§ **Verilen Görevler**
[A] Aşağıdaki "Sokağımı geri verin!" yazısını iki cümleyle özetleyin.
[B] Lütfen aşağıdaki "Sokağımı geri verin!" yazısını, son cümlesinden sonrasından sürdürün.

§ **Gösterilen Metin**
★ ★ ★
Mlliyet Milliyet Blog Milliyet Blog
 
Facebook Connect
Blog Kategorileri
 

21 Haziran '07

 
Kategori
Psikoloji
 

Sokağımı geri verin!

Sokağımı geri verin!
 

Doğup büyüdüğüm yerdi...

Ne zaman hastanelik olana kadar eğlensem, orada olduğum içindi... Yalnız olmadığım tek yerdi...

Tekke'deki minik ev. Amcamlar, büyükbabamlar, kuzenler... Biraraya gelince masal gibiydik. İşte ben o sokakta, çocuktum.

İlk orada bisiklete bindim, ilk orada arı soktu beni... Çadır kurduk kuzenlerle... Yıldız saydık sabahlara kadar, geceleri korkup koyun-koyuna yattık. Bir yatağa, beş kişi sığdık…

Büyümek isterdim o zamanlar, ne çok isterdim hem de. Bitlenirdik, annem ve ablam ayıklardı saçlarımızdan. Sadece iki buçuk yaşıma kadar Tekke'deki evdeydik. Sonra taşındık gerçi ama haftasonları yine giderdim ben. Dedim ya, ben asıl orda çocuktum. Elimize geçen her parayla, senin-benim demeden bakkala dalar, nasıl da çıkarsız paylaşırdık aldığımız herşeyi... Büyük bir aileydik... Aile boyu pikniklere gider, aile boyu mutlu olurduk biz...Önce büyükbabam terk etti bizi... Sonra babaannem O'nun yanına gitti.. Sonra bizim koskocaman gizli bahçemiz, otoyıkama oldu... Domateslerimiz, salatalıklarımız, armut ağacımız... Ellerimiz morarana kadar içinde yüzdüğümüz buz gibi suyuyla, üstü kapalı depomuz... Hepsi babaannemden sonra, "geçmiş" oldu. Karşı araziye villa yaptılar... O'nun yanına apartman... Amcamlar, minik evlerinden, lüks bir daireye çıktılar.. Halamlar babaannemin evine geçip evin önündeki mermer yeri eve eklediler.. Artık çamurlu ayaklarımızla pisletip hergün yıkanmasına sebep olabileceğimiz bir yer kalmamıştı. Diğer halamlar, minik dairelerinden büyük bir villaya geçtiler... Kışın kartopu, yazın voleybol oynadığımız o mahalle artık benim için kimsesizdi. Bahçemizin bir bölümü belediyeye kurban gitti... Duvara çıkıp yıldızları izlediğimiz bölüm... Büyükbabamın kahvehanesi... Kocaman ağacımızın olduğu yer...
★ ★ ★
§ **Veri Kümesi Kesiti**

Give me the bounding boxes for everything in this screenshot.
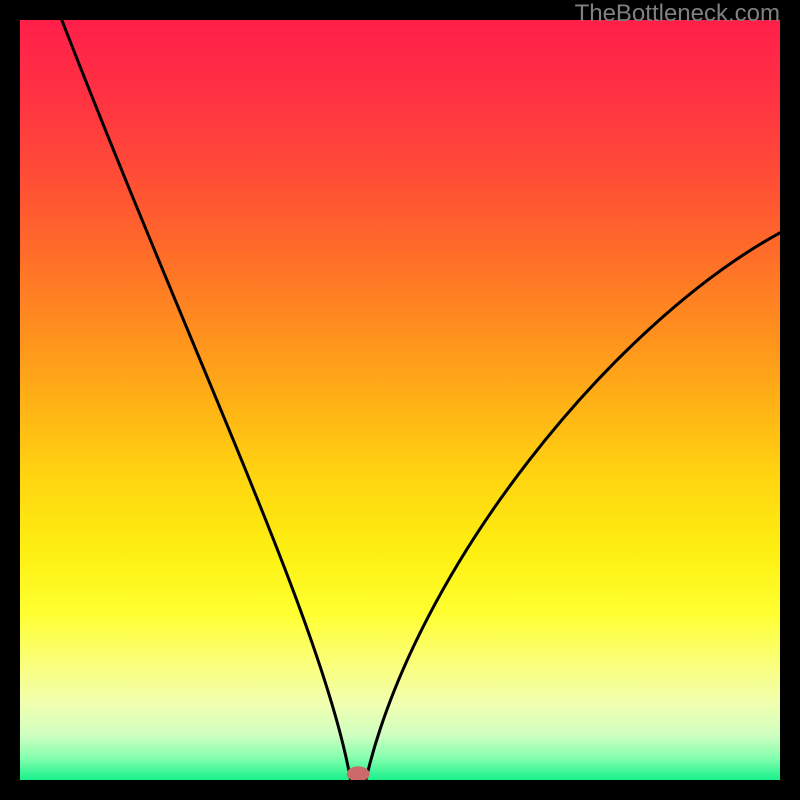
chart-frame: TheBottleneck.com [0,0,800,800]
gradient-background [20,20,780,780]
watermark-text: TheBottleneck.com [575,0,780,28]
chart-svg [20,20,780,780]
plot-area [20,20,780,780]
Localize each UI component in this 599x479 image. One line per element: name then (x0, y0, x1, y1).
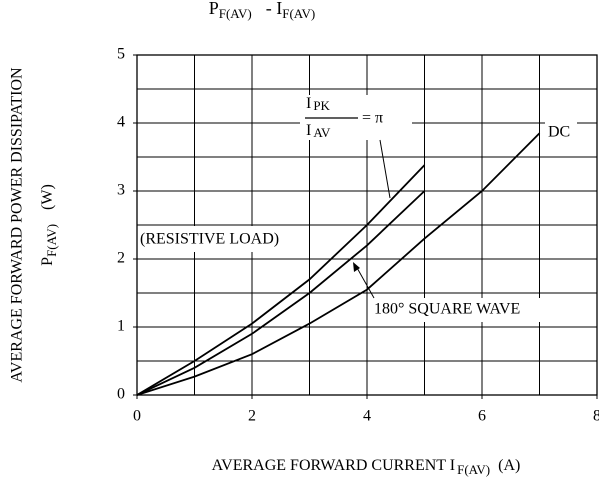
title-p: P (209, 0, 219, 18)
leader-arrow (353, 262, 360, 272)
leader-line (355, 265, 375, 299)
title-sub2: F(AV) (282, 6, 315, 21)
y-axis-symbol: PF(AV) (W) (39, 184, 59, 266)
x-tick-label: 8 (593, 408, 599, 425)
label-bg (145, 226, 307, 252)
y-tick-label: 5 (117, 46, 125, 63)
legend-square: 180° SQUARE WAVE (374, 301, 520, 318)
x-axis-label: AVERAGE FORWARD CURRENT I F(AV) (A) (212, 457, 521, 477)
label-bg (368, 298, 564, 322)
den: I (306, 122, 311, 139)
x-label-sub: F(AV) (457, 462, 490, 477)
y-symbol-sub: F(AV) (44, 224, 59, 257)
den-sub: AV (313, 125, 331, 140)
chart-title: PF(AV) - IF(AV) (209, 0, 316, 21)
x-tick-label: 4 (363, 408, 371, 425)
x-unit: (A) (498, 457, 520, 474)
legend-dc: DC (548, 124, 570, 141)
y-tick-label: 4 (117, 114, 125, 131)
pi-eq: = π (362, 110, 383, 127)
y-tick-label: 0 (117, 386, 125, 403)
title-sub: F(AV) (219, 6, 252, 21)
x-tick-label: 0 (133, 408, 141, 425)
annotation-load: (RESISTIVE LOAD) (140, 231, 279, 248)
leader-line (379, 139, 391, 199)
series-line (136, 164, 426, 396)
num-sub: PK (313, 98, 330, 113)
pi-denominator: I AV (306, 122, 331, 140)
label-bg (545, 122, 577, 144)
y-unit: (W) (39, 184, 56, 210)
plot-frame (136, 54, 598, 396)
series-line (136, 190, 426, 396)
y-axis-label: AVERAGE FORWARD POWER DISSIPATION (9, 67, 26, 383)
y-tick-label: 1 (117, 318, 125, 335)
pi-numerator: I PK (306, 95, 331, 113)
x-label-text: AVERAGE FORWARD CURRENT I (212, 457, 455, 474)
series-line (136, 132, 541, 396)
num: I (306, 95, 311, 112)
y-tick-label: 2 (117, 250, 125, 267)
y-tick-label: 3 (117, 182, 125, 199)
y-symbol: P (39, 257, 56, 266)
title-sep: - I (266, 0, 283, 18)
x-tick-label: 2 (248, 408, 256, 425)
x-tick-label: 6 (478, 408, 486, 425)
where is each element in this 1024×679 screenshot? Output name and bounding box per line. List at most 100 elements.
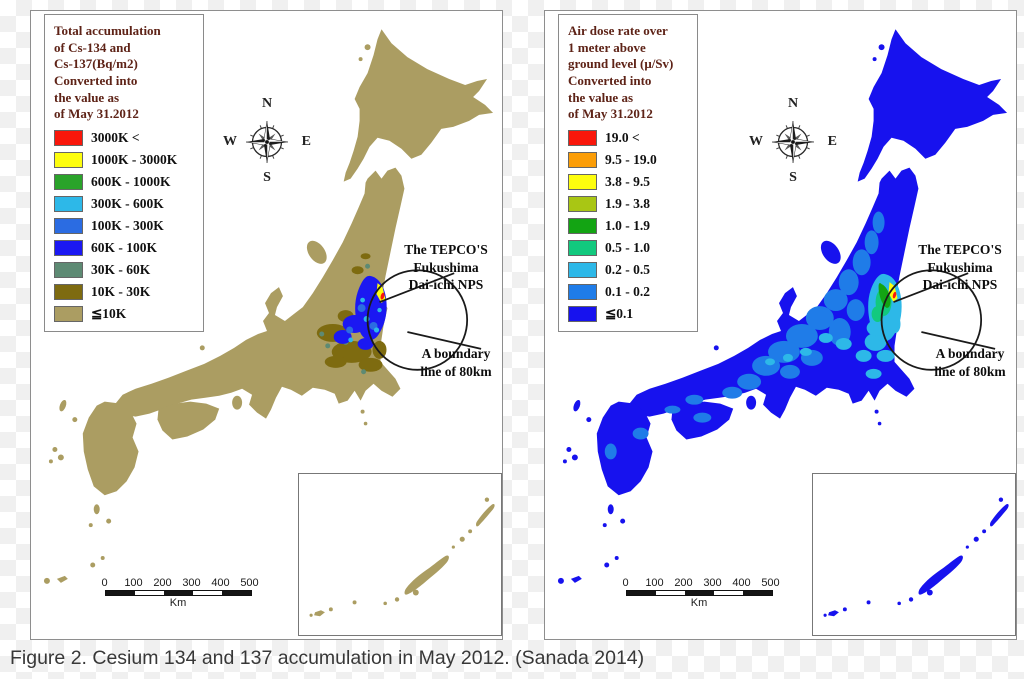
scale-tick: 200 — [674, 577, 693, 589]
legend-swatch — [568, 217, 597, 234]
boundary-leader-line — [407, 331, 482, 350]
compass-south-label: S — [263, 170, 271, 185]
legend-row: 0.1 - 0.2 — [568, 283, 688, 300]
legend-label: 3.8 - 9.5 — [605, 174, 650, 189]
boundary-leader-line — [921, 331, 996, 350]
scale-bar-labels: 0 100 200 300 400 500 — [90, 577, 264, 589]
boundary-circle-and-leaders — [366, 269, 482, 371]
compass-rose: N W E S — [749, 96, 837, 185]
legend-title: Air dose rate over 1 meter above ground … — [568, 23, 674, 122]
legend-swatch — [568, 261, 597, 278]
boundary-circle-and-leaders — [880, 269, 996, 371]
legend-label: 0.2 - 0.5 — [605, 262, 650, 277]
cs-contamination-overlay — [316, 253, 387, 375]
scale-bar-unit: Km — [169, 597, 187, 609]
legend-label: 60K - 100K — [91, 240, 157, 255]
legend-swatch — [54, 151, 83, 168]
figure-caption: Figure 2. Cesium 134 and 137 accumulatio… — [10, 647, 645, 669]
legend-label: 0.5 - 1.0 — [605, 240, 650, 255]
compass-west-label: W — [749, 134, 763, 149]
compass-west-label: W — [223, 134, 237, 149]
scale-bar: 0 100 200 300 400 500 Km — [611, 577, 785, 609]
legend-label: 3000K < — [91, 130, 140, 145]
legend-label: 100K - 300K — [91, 218, 164, 233]
legend-swatch — [568, 305, 597, 322]
japan-map-dose — [557, 29, 1008, 584]
legend-row: 60K - 100K — [54, 239, 194, 256]
legend-swatch — [54, 305, 83, 322]
legend-swatch — [568, 129, 597, 146]
scale-bar: 0 100 200 300 400 500 Km — [90, 577, 264, 609]
legend-row: 1000K - 3000K — [54, 151, 194, 168]
scale-tick: 0 — [622, 577, 629, 589]
scale-tick: 100 — [124, 577, 143, 589]
legend-label: ≦0.1 — [605, 306, 634, 321]
legend-label: 300K - 600K — [91, 196, 164, 211]
legend-label: 1.0 - 1.9 — [605, 218, 650, 233]
boundary-80km-circle — [366, 269, 469, 371]
nps-annotation: The TEPCO'S Fukushima Dai-ichi NPS — [918, 242, 1002, 293]
compass-south-label: S — [789, 170, 797, 185]
legend-row: 0.2 - 0.5 — [568, 261, 688, 278]
scale-tick: 200 — [153, 577, 172, 589]
legend-row: ≦10K — [54, 305, 194, 322]
dose-contamination-overlay — [604, 211, 902, 460]
map-panel-cs-accumulation: Total accumulation of Cs-134 and Cs-137(… — [30, 10, 503, 640]
legend-title: Total accumulation of Cs-134 and Cs-137(… — [54, 23, 161, 122]
compass-star-icon — [771, 120, 815, 164]
scale-tick: 300 — [703, 577, 722, 589]
legend-swatch — [54, 261, 83, 278]
scale-tick: 300 — [182, 577, 201, 589]
japan-map-cs — [43, 29, 494, 584]
scale-tick: 100 — [645, 577, 664, 589]
legend-label: 10K - 30K — [91, 284, 151, 299]
legend-swatch — [568, 195, 597, 212]
legend-label: 9.5 - 19.0 — [605, 152, 657, 167]
scale-bar-labels: 0 100 200 300 400 500 — [611, 577, 785, 589]
legend-row: 10K - 30K — [54, 283, 194, 300]
compass-north-label: N — [261, 96, 273, 111]
compass-north-label: N — [787, 96, 799, 111]
legend-label: 19.0 < — [605, 130, 640, 145]
legend-swatch — [568, 173, 597, 190]
legend-label: 1.9 - 3.8 — [605, 196, 650, 211]
compass-star-icon — [245, 120, 289, 164]
legend-swatch — [54, 217, 83, 234]
legend-row: 100K - 300K — [54, 217, 194, 234]
scale-tick: 400 — [211, 577, 230, 589]
compass-east-label: E — [301, 134, 311, 149]
scale-bar-segments — [625, 590, 773, 596]
legend-row: ≦0.1 — [568, 305, 688, 322]
map-panel-air-dose: Air dose rate over 1 meter above ground … — [544, 10, 1017, 640]
okinawa-inset — [298, 473, 502, 636]
legend-row: 3000K < — [54, 129, 194, 146]
legend-row: 3.8 - 9.5 — [568, 173, 688, 190]
legend-row: 1.9 - 3.8 — [568, 195, 688, 212]
boundary-80km-circle — [880, 269, 983, 371]
boundary-annotation: A boundary line of 80km — [934, 346, 1006, 379]
compass-east-label: E — [827, 134, 837, 149]
legend-cs: Total accumulation of Cs-134 and Cs-137(… — [44, 14, 204, 332]
okinawa-inset-map — [309, 497, 495, 617]
okinawa-inset — [812, 473, 1016, 636]
compass-rose: N W E S — [223, 96, 311, 185]
legend-swatch — [568, 239, 597, 256]
scale-tick: 500 — [761, 577, 780, 589]
legend-swatch — [54, 129, 83, 146]
legend-row: 300K - 600K — [54, 195, 194, 212]
legend-swatch — [54, 195, 83, 212]
nps-annotation: The TEPCO'S Fukushima Dai-ichi NPS — [404, 242, 488, 293]
scale-tick: 400 — [732, 577, 751, 589]
legend-swatch — [54, 239, 83, 256]
legend-row: 19.0 < — [568, 129, 688, 146]
legend-row: 9.5 - 19.0 — [568, 151, 688, 168]
legend-label: ≦10K — [91, 306, 127, 321]
legend-swatch — [568, 151, 597, 168]
legend-dose: Air dose rate over 1 meter above ground … — [558, 14, 698, 332]
scale-bar-segments — [104, 590, 252, 596]
nps-leader-line — [893, 272, 969, 303]
legend-swatch — [54, 173, 83, 190]
legend-label: 0.1 - 0.2 — [605, 284, 650, 299]
legend-row: 600K - 1000K — [54, 173, 194, 190]
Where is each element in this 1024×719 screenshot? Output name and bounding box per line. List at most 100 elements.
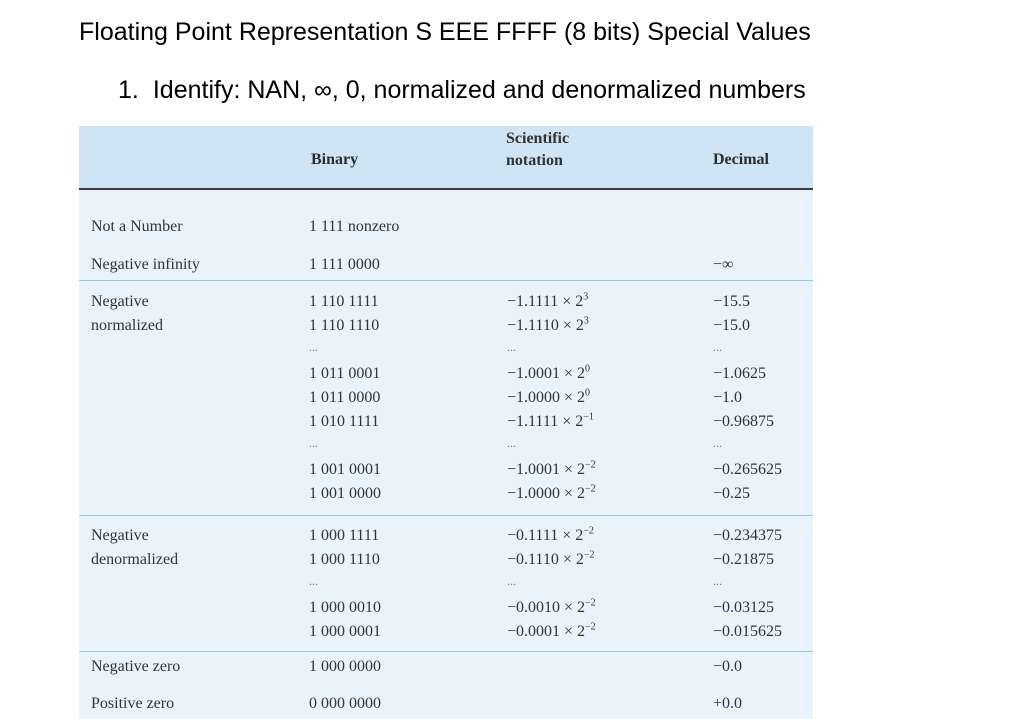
★ ★ ★
§ **Görev Bazında Yanıtlar**
[A] Yazar, Tekke'deki minik evin bulunduğu sokakta amcaları, büyükbabası ve kuzenleriyle büyük bir aile olarak geçirdiği, ilk kez bisiklete bindiği, kuzenleriyle çadır kurup yıldız saydığı çocukluğunu anlatıyor. Önce büyükbabası, ardından babaannesi aralarından ayrılınca gizli bahçe otoyıkama olmuş, çevreye villa ve apartman yapılmış, akrabalar daha büyük evlere geçmiş ve bahçenin bir bölümü belediyeye gitmiş; böylece kışın kartopu, yazın voleybol oynadıkları mahalle yazar için kimsesiz kalmış.

[B]
Yan tarafımızdaki bahçeler de yıkıldı... Oralara da kocaman apartmanlar yapıldı... Ruh çağırdığımız garaj da pek farklı değil...

Şimdi ne zaman o sokaktan geçsem, gül kokuları yerine toz duman doluyor bedenim... Ruhum huzur bulmak yerine ...

Sokağımı özlüyorum.. ilk bisikletten yere çakıldığım zamanı... gece olup da incir ağacının altından geçememeyi... tek derdimin, "benim boyum seninkinden uzun" olmasını özlüyorum..

Sokağımı özlüyorum... minik evimizi.. Yengemin bahcedeki ineklerini... Tulumbadan su içmeyi... Arılarla kahvaltı etmeyi... Her bayram sabahı soluğu babaannemde almayı... Bakkal Rafet amca'yı..

Bir yaşam mücadelesine girmiş, bütün hayatımızı unutmuşuz... Daha iyi olacağız, daha güzel yaşayacağız diye tüm güzellikleri yitirmişiz...

Marketten daha fazla armut alabilecek maddiyat için, armut ağacımızın kesilmesine izin vermişiz..

Daha geniş evlerde oturabilmek için, hava aldığımız bahçemizi yıktırmışız..

Daha fazla kazanmak için, hep daha fazla kaybetmişiz..

Sokağımı özlüyorum... Arı kovanındaki arılardan kaçmayı.. Karpuz yetiştirmeyi... Oradan ayrılırken, orda kalmak için cıyak cıyak ağlamayı bile...

Bir gün daha geçmesin...

Bir gün daha uzaklaşmasın hayat...

Bir gün daha ölmesin anılarım...

Biri birşey yapsın, biri durdursun n'olur...

Oksijen tüpünden faydalanabilmek için, nefessiz kalmışız..

Biri çeksin apartmanlarını, yıkılan duvarımı geri koysun..

Yıldızları izlemek istiyorum ben...

Bir yıldız kaysın, dilek tutayım hiç bitmesin o gün diye...

Gerçek olsun...

Gül koksun her yer yine..

Ne kadar boşmuş büyümek.

16haz.07

16:16

 
Toplam blog
: 14
: 1130
Kayıt tarihi
: 07.05.07
 
 

17 yıldır bu dünyadayım ve hayatımın son birkaç yılında edebiyata yoğunlaştım. Bunun dışında müzik v..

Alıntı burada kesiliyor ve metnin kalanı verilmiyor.